__Work required__
In the records below, work out how many lines hold the word "Star". Report the number alone.

__Input for this task__
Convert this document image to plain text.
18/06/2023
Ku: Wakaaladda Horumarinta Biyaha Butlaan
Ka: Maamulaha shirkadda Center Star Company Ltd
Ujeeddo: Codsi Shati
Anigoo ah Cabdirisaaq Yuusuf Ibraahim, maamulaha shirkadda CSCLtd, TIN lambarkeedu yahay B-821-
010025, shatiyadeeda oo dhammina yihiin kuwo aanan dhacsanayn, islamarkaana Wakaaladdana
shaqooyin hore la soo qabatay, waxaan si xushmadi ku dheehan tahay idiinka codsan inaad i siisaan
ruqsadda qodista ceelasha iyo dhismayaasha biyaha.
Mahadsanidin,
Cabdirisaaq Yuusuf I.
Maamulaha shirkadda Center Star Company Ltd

__Task answer__
2